[Short task]
Copy out every line exactly, passing over the pictures.

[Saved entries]
(begin)

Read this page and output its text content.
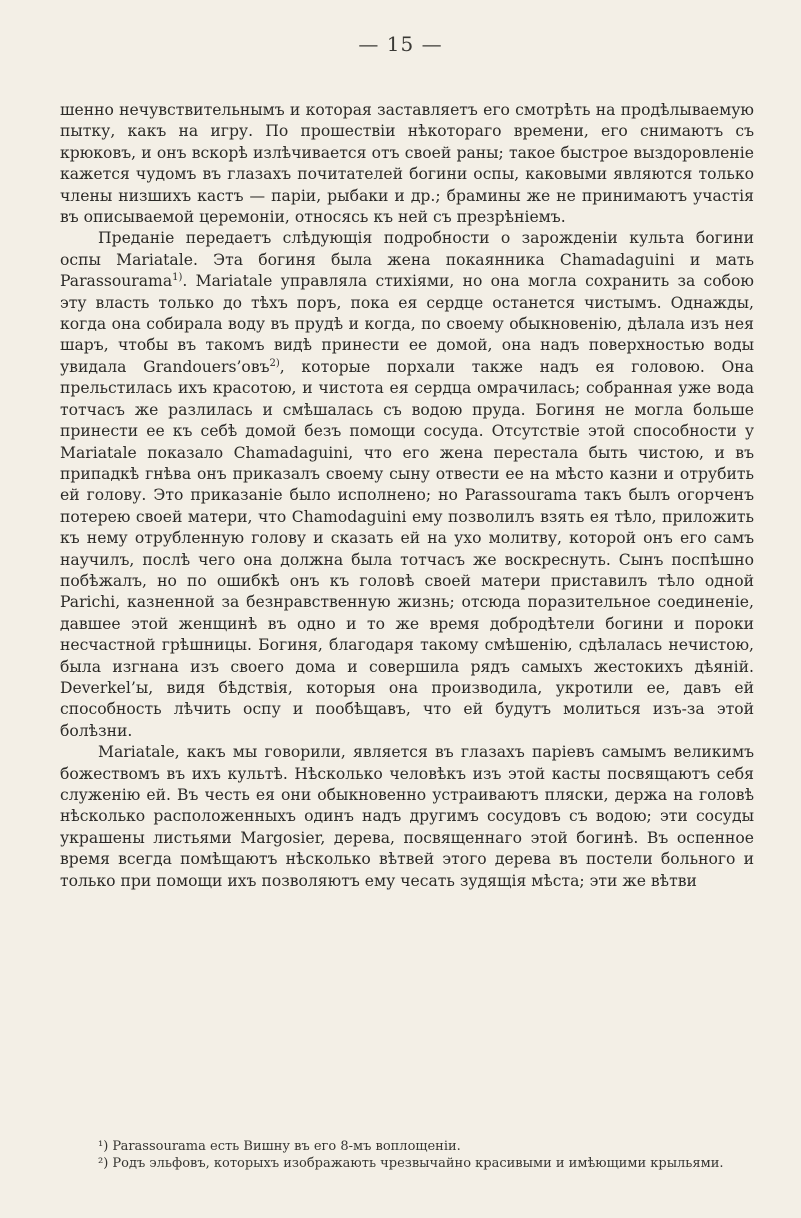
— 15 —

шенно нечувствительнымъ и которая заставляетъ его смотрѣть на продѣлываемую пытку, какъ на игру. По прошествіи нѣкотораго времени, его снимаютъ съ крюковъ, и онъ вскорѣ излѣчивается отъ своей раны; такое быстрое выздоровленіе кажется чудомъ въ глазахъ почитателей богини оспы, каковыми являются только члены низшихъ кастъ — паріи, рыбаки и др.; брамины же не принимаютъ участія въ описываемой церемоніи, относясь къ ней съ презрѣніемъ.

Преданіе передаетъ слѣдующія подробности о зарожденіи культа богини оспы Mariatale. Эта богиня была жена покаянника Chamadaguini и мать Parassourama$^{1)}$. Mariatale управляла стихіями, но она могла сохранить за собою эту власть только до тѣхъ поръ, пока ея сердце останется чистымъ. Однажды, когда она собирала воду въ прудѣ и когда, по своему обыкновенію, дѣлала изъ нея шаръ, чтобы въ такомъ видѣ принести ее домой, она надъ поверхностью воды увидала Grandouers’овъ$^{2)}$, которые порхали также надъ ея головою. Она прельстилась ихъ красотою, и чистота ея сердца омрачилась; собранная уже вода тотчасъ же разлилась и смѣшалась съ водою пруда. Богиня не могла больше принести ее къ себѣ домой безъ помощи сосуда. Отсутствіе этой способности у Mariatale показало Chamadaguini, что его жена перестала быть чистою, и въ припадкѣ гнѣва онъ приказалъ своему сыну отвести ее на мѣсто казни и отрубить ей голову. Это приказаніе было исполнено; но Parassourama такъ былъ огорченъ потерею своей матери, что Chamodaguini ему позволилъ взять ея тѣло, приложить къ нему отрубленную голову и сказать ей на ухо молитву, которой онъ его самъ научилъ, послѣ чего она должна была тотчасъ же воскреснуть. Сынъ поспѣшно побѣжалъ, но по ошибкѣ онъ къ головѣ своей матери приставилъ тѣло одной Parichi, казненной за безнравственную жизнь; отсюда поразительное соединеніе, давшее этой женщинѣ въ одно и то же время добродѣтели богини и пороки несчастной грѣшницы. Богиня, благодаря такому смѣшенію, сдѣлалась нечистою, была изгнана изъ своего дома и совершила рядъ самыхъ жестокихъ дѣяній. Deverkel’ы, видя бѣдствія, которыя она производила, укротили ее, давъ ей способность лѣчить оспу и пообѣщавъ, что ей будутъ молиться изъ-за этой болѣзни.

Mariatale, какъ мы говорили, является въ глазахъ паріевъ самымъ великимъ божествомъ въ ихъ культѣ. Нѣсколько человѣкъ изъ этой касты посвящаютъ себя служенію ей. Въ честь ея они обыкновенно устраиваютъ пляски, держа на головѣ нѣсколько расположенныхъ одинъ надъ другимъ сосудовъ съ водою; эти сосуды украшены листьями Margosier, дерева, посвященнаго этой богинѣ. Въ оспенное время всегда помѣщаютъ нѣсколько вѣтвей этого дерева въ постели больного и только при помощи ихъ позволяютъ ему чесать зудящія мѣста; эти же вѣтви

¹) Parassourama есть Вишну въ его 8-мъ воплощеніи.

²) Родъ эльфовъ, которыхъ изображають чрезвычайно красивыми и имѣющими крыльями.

(end)

[Answer to this exercise]
Read this page and output its text content.
— 15 —

шенно нечувствительнымъ и которая заставляетъ его смотрѣть на продѣлываемую пытку, какъ на игру. По прошествіи нѣкотораго времени, его снимаютъ съ крюковъ, и онъ вскорѣ излѣчивается отъ своей раны; такое быстрое выздоровленіе кажется чудомъ въ глазахъ почитателей богини оспы, каковыми являются только члены низшихъ кастъ — паріи, рыбаки и др.; брамины же не принимаютъ участія въ описываемой церемоніи, относясь къ ней съ презрѣніемъ.

Преданіе передаетъ слѣдующія подробности о зарожденіи культа богини оспы Mariatale. Эта богиня была жена покаянника Chamadaguini и мать Parassourama$^{1)}$. Mariatale управляла стихіями, но она могла сохранить за собою эту власть только до тѣхъ поръ, пока ея сердце останется чистымъ. Однажды, когда она собирала воду въ прудѣ и когда, по своему обыкновенію, дѣлала изъ нея шаръ, чтобы въ такомъ видѣ принести ее домой, она надъ поверхностью воды увидала Grandouers’овъ$^{2)}$, которые порхали также надъ ея головою. Она прельстилась ихъ красотою, и чистота ея сердца омрачилась; собранная уже вода тотчасъ же разлилась и смѣшалась съ водою пруда. Богиня не могла больше принести ее къ себѣ домой безъ помощи сосуда. Отсутствіе этой способности у Mariatale показало Chamadaguini, что его жена перестала быть чистою, и въ припадкѣ гнѣва онъ приказалъ своему сыну отвести ее на мѣсто казни и отрубить ей голову. Это приказаніе было исполнено; но Parassourama такъ былъ огорченъ потерею своей матери, что Chamodaguini ему позволилъ взять ея тѣло, приложить къ нему отрубленную голову и сказать ей на ухо молитву, которой онъ его самъ научилъ, послѣ чего она должна была тотчасъ же воскреснуть. Сынъ поспѣшно побѣжалъ, но по ошибкѣ онъ къ головѣ своей матери приставилъ тѣло одной Parichi, казненной за безнравственную жизнь; отсюда поразительное соединеніе, давшее этой женщинѣ въ одно и то же время добродѣтели богини и пороки несчастной грѣшницы. Богиня, благодаря такому смѣшенію, сдѣлалась нечистою, была изгнана изъ своего дома и совершила рядъ самыхъ жестокихъ дѣяній. Deverkel’ы, видя бѣдствія, которыя она производила, укротили ее, давъ ей способность лѣчить оспу и пообѣщавъ, что ей будутъ молиться изъ-за этой болѣзни.

Mariatale, какъ мы говорили, является въ глазахъ паріевъ самымъ великимъ божествомъ въ ихъ культѣ. Нѣсколько человѣкъ изъ этой касты посвящаютъ себя служенію ей. Въ честь ея они обыкновенно устраиваютъ пляски, держа на головѣ нѣсколько расположенныхъ одинъ надъ другимъ сосудовъ съ водою; эти сосуды украшены листьями Margosier, дерева, посвященнаго этой богинѣ. Въ оспенное время всегда помѣщаютъ нѣсколько вѣтвей этого дерева въ постели больного и только при помощи ихъ позволяютъ ему чесать зудящія мѣста; эти же вѣтви

¹) Parassourama есть Вишну въ его 8-мъ воплощеніи.

²) Родъ эльфовъ, которыхъ изображають чрезвычайно красивыми и имѣющими крыльями.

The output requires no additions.